(Stored data)
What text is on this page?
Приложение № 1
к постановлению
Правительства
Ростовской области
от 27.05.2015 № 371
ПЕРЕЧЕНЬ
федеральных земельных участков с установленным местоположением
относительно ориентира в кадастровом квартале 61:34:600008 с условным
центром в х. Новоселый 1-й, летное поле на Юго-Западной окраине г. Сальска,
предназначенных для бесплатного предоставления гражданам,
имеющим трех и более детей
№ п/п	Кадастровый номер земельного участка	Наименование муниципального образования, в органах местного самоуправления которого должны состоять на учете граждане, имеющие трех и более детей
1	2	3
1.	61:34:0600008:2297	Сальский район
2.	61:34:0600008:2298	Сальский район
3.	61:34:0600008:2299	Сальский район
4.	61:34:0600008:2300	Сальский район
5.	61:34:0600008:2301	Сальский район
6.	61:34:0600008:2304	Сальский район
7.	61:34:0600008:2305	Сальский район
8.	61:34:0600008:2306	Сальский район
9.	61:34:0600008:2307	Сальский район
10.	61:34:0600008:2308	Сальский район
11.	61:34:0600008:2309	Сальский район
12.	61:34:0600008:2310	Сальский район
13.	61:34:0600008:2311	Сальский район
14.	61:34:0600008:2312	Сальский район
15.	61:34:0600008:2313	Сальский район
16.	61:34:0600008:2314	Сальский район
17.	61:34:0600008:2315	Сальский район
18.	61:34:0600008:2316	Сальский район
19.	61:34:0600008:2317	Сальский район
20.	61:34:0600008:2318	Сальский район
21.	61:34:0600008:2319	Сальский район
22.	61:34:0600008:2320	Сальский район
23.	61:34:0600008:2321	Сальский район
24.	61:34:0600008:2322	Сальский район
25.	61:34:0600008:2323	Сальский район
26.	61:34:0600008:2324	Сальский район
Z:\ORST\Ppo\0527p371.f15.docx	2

**EXERCISE DESCRIPTION**
Search the data above for the word "детей", then gather each line in which it appears.

**RESPONSE TO THIS TASK**
имеющим трех и более детей
№ п/п	Кадастровый номер земельного участка	Наименование муниципального образования, в органах местного самоуправления которого должны состоять на учете граждане, имеющие трех и более детей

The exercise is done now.